CONSIGNE DE TRAVAIL: Recopiez le passage choisi sur les tarifs chirurgicaux de « Optam, un marché » à « résume le Dr Cuq. », en changeant « chirurgiens libéraux » en « praticiens libéraux ».

------ PASSAGE CHOISI ------

Dans ce contexte, les perspectives lointaines (2024, voire 2025) de refonte de la CCAM technique (suppression des actes obsolètes, inscription des actes innovants, nouvelle hiérarchisation) grâce au travail du Haut conseil des nomenclatures (HCN), ne rassurent pas les chirurgiens des cliniques. « Il y a une inertie de la technostructure qui ne correspond absolument pas à la réalité de l'évolution de l'exercice chirurgical », martèle le Dr Cuq, qui cite des « interventions à 100 euros », des « anesthésies à 46 euros » mais, à l'inverse, des consommables robotiques « à 1 000 euros par intervention »...
Optam, un marché de dupes ?
De surcroît, les chirurgiens libéraux accusent ouvertement les complémentaires santé, réunis au sein de l'Unocam, de ne « pas avoir joué le jeu » – ou pas suffisamment – lors de la mise en place des options de pratique tarifaire maîtrisée (Optam et Optam-co pour les chirurgiens et obstétriciens), lors de la convention de 2016. « Nous subissons toujours un déficit historique dans le remboursement des compléments d'honoraires chirurgicaux par les complémentaires santé », résume le Dr Cuq.
À l’époque, le deal de ces contrats de modération tarifaire consistait à augmenter les tarifs opposables côté Sécu, à modérer les compléments d'honoraires côté praticiens (respect d'un taux moyen de dépassement, part opposable minimum) et à mieux rembourser le reste à charge côté complémentaires. Mais pour l'UCDF, « l'Unocam n'a pas été un partenaire fiable et n'a pas rempli son rôle ». Et le plafonnement des remboursements des dépassements dans le cadre des contrats complémentaires dits responsables (aidés fiscalement) a contribué à ce « carcan » des tarifs chirurgicaux.
Accord tripartite ?
Sur ces bases, l'UCDF réclame un nouvel « accord tripartite » qui engagerait la profession et les deux « financeurs » (régime obligatoire et complémentaires santé) pour solvabiliser les tarifs chirurgicaux réévalués de façon à « assurer le bon fonctionnement des blocs opératoires », tout en « baissant le reste à charge en chirurgie ». « Mais qui va oser s'attaquer à la réforme des contrats responsables ? », s'interroge, dubitatif, le patron de l'UCDF.

------ ITEMS FOURNIS ------

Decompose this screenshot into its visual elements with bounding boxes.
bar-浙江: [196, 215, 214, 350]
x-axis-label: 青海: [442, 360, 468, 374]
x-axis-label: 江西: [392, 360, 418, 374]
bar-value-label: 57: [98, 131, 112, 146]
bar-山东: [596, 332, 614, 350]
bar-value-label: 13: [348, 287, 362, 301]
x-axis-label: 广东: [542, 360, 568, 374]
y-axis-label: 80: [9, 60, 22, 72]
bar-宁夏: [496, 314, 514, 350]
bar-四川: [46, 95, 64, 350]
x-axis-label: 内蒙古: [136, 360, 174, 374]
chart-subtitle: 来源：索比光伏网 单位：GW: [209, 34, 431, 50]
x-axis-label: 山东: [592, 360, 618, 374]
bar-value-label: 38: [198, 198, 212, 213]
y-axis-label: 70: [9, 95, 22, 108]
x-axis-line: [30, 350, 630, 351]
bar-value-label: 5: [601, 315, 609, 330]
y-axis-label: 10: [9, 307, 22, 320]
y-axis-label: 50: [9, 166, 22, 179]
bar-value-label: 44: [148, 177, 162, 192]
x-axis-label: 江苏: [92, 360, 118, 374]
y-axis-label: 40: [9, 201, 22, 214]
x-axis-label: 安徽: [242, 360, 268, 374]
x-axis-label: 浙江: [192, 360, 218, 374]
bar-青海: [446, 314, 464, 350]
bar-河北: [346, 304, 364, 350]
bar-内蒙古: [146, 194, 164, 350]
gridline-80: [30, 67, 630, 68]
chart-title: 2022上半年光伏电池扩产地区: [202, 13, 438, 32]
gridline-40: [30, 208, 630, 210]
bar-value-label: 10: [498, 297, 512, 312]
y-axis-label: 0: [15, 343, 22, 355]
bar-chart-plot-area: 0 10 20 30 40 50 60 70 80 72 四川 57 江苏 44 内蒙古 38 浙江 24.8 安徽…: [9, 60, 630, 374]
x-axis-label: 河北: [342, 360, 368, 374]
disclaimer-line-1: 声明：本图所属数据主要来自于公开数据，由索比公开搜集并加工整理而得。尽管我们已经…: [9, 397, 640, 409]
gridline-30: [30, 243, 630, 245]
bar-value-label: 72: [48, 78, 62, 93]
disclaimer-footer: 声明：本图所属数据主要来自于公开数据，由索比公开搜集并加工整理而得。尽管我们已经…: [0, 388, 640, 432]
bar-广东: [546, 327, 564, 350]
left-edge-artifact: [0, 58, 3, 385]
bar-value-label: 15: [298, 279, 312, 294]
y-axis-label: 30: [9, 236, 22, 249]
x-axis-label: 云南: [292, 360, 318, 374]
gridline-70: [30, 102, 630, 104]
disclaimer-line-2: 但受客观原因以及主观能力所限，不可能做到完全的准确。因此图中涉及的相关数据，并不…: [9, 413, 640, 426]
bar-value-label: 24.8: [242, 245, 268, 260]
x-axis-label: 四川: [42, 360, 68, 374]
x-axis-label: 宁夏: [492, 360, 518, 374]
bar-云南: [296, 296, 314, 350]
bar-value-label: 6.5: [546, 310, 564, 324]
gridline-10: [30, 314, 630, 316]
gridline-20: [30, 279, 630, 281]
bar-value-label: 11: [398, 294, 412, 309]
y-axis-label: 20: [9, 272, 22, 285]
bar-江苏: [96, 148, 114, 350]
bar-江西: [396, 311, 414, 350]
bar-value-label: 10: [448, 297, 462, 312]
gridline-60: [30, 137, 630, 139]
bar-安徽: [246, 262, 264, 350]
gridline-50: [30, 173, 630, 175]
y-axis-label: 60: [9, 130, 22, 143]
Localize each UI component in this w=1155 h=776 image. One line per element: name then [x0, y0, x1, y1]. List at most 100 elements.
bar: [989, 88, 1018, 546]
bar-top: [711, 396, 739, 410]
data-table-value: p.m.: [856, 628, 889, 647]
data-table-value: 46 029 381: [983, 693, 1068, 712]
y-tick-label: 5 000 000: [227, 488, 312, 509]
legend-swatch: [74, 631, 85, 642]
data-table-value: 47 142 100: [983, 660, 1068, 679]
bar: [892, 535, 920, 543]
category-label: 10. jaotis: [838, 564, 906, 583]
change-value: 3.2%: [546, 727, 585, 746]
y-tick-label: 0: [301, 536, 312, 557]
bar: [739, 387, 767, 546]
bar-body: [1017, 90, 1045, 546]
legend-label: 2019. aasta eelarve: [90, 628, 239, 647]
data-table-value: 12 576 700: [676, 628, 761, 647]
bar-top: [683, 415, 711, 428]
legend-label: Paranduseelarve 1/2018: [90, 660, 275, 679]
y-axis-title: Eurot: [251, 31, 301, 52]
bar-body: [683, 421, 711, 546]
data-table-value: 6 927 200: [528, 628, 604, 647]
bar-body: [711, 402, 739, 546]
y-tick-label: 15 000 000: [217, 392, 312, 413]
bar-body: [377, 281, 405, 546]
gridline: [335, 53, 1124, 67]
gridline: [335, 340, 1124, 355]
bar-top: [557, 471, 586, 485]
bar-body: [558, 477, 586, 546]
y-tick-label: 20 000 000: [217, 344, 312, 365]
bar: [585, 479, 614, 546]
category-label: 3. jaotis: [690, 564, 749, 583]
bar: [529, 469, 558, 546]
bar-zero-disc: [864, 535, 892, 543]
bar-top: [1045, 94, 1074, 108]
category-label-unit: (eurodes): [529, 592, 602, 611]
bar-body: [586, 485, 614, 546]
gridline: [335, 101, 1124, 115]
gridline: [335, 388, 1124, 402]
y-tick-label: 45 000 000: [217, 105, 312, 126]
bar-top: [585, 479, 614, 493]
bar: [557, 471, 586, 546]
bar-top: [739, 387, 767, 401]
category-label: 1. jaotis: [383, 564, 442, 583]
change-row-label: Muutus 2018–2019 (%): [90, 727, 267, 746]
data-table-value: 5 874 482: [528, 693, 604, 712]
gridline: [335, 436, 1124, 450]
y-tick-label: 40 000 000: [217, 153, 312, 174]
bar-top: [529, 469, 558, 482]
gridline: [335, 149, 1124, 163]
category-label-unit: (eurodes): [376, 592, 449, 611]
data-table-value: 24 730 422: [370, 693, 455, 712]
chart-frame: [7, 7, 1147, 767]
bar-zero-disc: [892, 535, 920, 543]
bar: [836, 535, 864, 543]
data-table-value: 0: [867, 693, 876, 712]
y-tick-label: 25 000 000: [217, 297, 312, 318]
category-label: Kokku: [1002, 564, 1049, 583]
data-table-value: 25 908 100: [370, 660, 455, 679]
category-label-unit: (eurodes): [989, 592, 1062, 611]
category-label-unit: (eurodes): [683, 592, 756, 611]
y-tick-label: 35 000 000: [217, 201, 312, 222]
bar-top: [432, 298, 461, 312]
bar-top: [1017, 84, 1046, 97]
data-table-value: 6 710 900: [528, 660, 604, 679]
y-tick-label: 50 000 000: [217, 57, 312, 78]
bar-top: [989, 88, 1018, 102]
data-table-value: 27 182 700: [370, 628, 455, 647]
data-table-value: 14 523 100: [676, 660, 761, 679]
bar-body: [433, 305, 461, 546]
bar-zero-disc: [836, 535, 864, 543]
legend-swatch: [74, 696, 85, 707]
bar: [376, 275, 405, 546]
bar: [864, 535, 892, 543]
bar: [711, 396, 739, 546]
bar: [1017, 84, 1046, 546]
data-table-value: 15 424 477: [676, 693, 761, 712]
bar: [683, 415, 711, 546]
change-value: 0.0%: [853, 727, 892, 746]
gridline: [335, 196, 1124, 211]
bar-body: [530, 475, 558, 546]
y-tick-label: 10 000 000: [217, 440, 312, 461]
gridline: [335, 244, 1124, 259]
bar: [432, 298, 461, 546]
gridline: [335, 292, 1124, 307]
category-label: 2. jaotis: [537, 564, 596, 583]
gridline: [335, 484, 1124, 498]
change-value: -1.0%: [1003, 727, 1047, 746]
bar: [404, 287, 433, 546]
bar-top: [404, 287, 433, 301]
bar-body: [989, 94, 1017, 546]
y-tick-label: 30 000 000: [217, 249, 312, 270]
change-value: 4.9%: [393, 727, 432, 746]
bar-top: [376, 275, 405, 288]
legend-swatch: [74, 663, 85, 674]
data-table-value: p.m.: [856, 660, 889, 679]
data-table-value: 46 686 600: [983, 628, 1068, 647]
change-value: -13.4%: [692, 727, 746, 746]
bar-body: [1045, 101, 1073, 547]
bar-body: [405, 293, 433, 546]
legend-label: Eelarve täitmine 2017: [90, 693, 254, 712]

------

RÉSULTAT DE LA TÂCHE:
Optam, un marché de dupes ?
De surcroît, les praticiens libéraux accusent ouvertement les complémentaires santé, réunis au sein de l'Unocam, de ne « pas avoir joué le jeu » – ou pas suffisamment – lors de la mise en place des options de pratique tarifaire maîtrisée (Optam et Optam-co pour les chirurgiens et obstétriciens), lors de la convention de 2016. « Nous subissons toujours un déficit historique dans le remboursement des compléments d'honoraires chirurgicaux par les complémentaires santé », résume le Dr Cuq.